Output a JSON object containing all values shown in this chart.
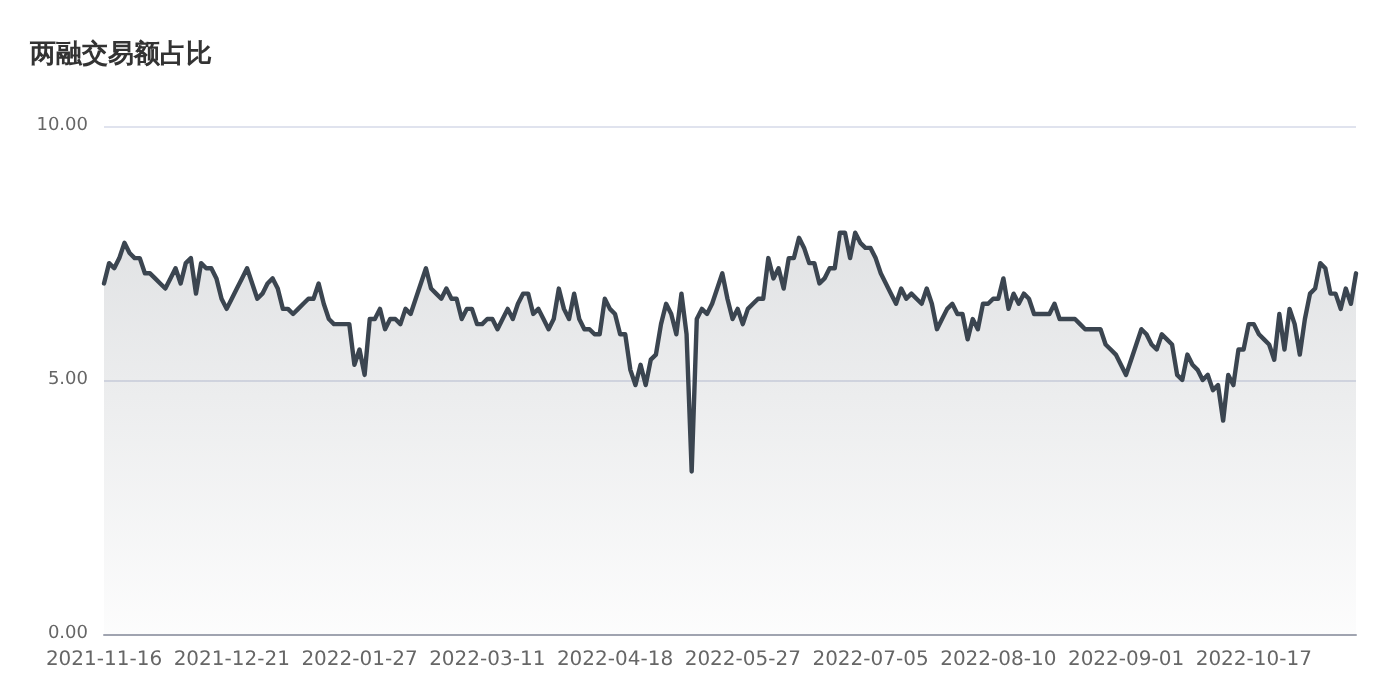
{
  "chart_data": {
    "type": "area",
    "title": "两融交易额占比",
    "categories": [
      "2021-11-16",
      null,
      null,
      null,
      null,
      null,
      null,
      null,
      null,
      null,
      null,
      null,
      null,
      null,
      null,
      null,
      null,
      null,
      null,
      null,
      null,
      null,
      null,
      null,
      null,
      "2021-12-21",
      null,
      null,
      null,
      null,
      null,
      null,
      null,
      null,
      null,
      null,
      null,
      null,
      null,
      null,
      null,
      null,
      null,
      null,
      null,
      null,
      null,
      null,
      null,
      null,
      "2022-01-27",
      null,
      null,
      null,
      null,
      null,
      null,
      null,
      null,
      null,
      null,
      null,
      null,
      null,
      null,
      null,
      null,
      null,
      null,
      null,
      null,
      null,
      null,
      null,
      null,
      "2022-03-11",
      null,
      null,
      null,
      null,
      null,
      null,
      null,
      null,
      null,
      null,
      null,
      null,
      null,
      null,
      null,
      null,
      null,
      null,
      null,
      null,
      null,
      null,
      null,
      null,
      "2022-04-18",
      null,
      null,
      null,
      null,
      null,
      null,
      null,
      null,
      null,
      null,
      null,
      null,
      null,
      null,
      null,
      null,
      null,
      null,
      null,
      null,
      null,
      null,
      null,
      null,
      "2022-05-27",
      null,
      null,
      null,
      null,
      null,
      null,
      null,
      null,
      null,
      null,
      null,
      null,
      null,
      null,
      null,
      null,
      null,
      null,
      null,
      null,
      null,
      null,
      null,
      null,
      "2022-07-05",
      null,
      null,
      null,
      null,
      null,
      null,
      null,
      null,
      null,
      null,
      null,
      null,
      null,
      null,
      null,
      null,
      null,
      null,
      null,
      null,
      null,
      null,
      null,
      null,
      "2022-08-10",
      null,
      null,
      null,
      null,
      null,
      null,
      null,
      null,
      null,
      null,
      null,
      null,
      null,
      null,
      null,
      null,
      null,
      null,
      null,
      null,
      null,
      null,
      null,
      null,
      "2022-09-01",
      null,
      null,
      null,
      null,
      null,
      null,
      null,
      null,
      null,
      null,
      null,
      null,
      null,
      null,
      null,
      null,
      null,
      null,
      null,
      null,
      null,
      null,
      null,
      null,
      "2022-10-17",
      null,
      null,
      null,
      null,
      null,
      null,
      null,
      null,
      null,
      null,
      null,
      null,
      null,
      null,
      null,
      null,
      null,
      null,
      null,
      null
    ],
    "series": [
      {
        "color": "#3b4550",
        "values": [
          6.9,
          7.3,
          7.2,
          7.4,
          7.7,
          7.5,
          7.4,
          7.4,
          7.1,
          7.1,
          7.0,
          6.9,
          6.8,
          7.0,
          7.2,
          6.9,
          7.3,
          7.4,
          6.7,
          7.3,
          7.2,
          7.2,
          7.0,
          6.6,
          6.4,
          6.6,
          6.8,
          7.0,
          7.2,
          6.9,
          6.6,
          6.7,
          6.9,
          7.0,
          6.8,
          6.4,
          6.4,
          6.3,
          6.4,
          6.5,
          6.6,
          6.6,
          6.9,
          6.5,
          6.2,
          6.1,
          6.1,
          6.1,
          6.1,
          5.3,
          5.6,
          5.1,
          6.2,
          6.2,
          6.4,
          6.0,
          6.2,
          6.2,
          6.1,
          6.4,
          6.3,
          6.6,
          6.9,
          7.2,
          6.8,
          6.7,
          6.6,
          6.8,
          6.6,
          6.6,
          6.2,
          6.4,
          6.4,
          6.1,
          6.1,
          6.2,
          6.2,
          6.0,
          6.2,
          6.4,
          6.2,
          6.5,
          6.7,
          6.7,
          6.3,
          6.4,
          6.2,
          6.0,
          6.2,
          6.8,
          6.4,
          6.2,
          6.7,
          6.2,
          6.0,
          6.0,
          5.9,
          5.9,
          6.6,
          6.4,
          6.3,
          5.9,
          5.9,
          5.2,
          4.9,
          5.3,
          4.9,
          5.4,
          5.5,
          6.1,
          6.5,
          6.3,
          5.9,
          6.7,
          5.9,
          3.2,
          6.2,
          6.4,
          6.3,
          6.5,
          6.8,
          7.1,
          6.6,
          6.2,
          6.4,
          6.1,
          6.4,
          6.5,
          6.6,
          6.6,
          7.4,
          7.0,
          7.2,
          6.8,
          7.4,
          7.4,
          7.8,
          7.6,
          7.3,
          7.3,
          6.9,
          7.0,
          7.2,
          7.2,
          7.9,
          7.9,
          7.4,
          7.9,
          7.7,
          7.6,
          7.6,
          7.4,
          7.1,
          6.9,
          6.7,
          6.5,
          6.8,
          6.6,
          6.7,
          6.6,
          6.5,
          6.8,
          6.5,
          6.0,
          6.2,
          6.4,
          6.5,
          6.3,
          6.3,
          5.8,
          6.2,
          6.0,
          6.5,
          6.5,
          6.6,
          6.6,
          7.0,
          6.4,
          6.7,
          6.5,
          6.7,
          6.6,
          6.3,
          6.3,
          6.3,
          6.3,
          6.5,
          6.2,
          6.2,
          6.2,
          6.2,
          6.1,
          6.0,
          6.0,
          6.0,
          6.0,
          5.7,
          5.6,
          5.5,
          5.3,
          5.1,
          5.4,
          5.7,
          6.0,
          5.9,
          5.7,
          5.6,
          5.9,
          5.8,
          5.7,
          5.1,
          5.0,
          5.5,
          5.3,
          5.2,
          5.0,
          5.1,
          4.8,
          4.9,
          4.2,
          5.1,
          4.9,
          5.6,
          5.6,
          6.1,
          6.1,
          5.9,
          5.8,
          5.7,
          5.4,
          6.3,
          5.6,
          6.4,
          6.1,
          5.5,
          6.2,
          6.7,
          6.8,
          7.3,
          7.2,
          6.7,
          6.7,
          6.4,
          6.8,
          6.5,
          7.1
        ]
      }
    ],
    "ylim": [
      0,
      10
    ],
    "yticks": [
      {
        "value": 0,
        "label": "0.00"
      },
      {
        "value": 5,
        "label": "5.00"
      },
      {
        "value": 10,
        "label": "10.00"
      }
    ],
    "grid": "y"
  }
}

▬▬▬

The task:
Go through the data and gather every line that holds "values".

Answer:
Output a JSON object containing all values shown in this chart.
        "values": [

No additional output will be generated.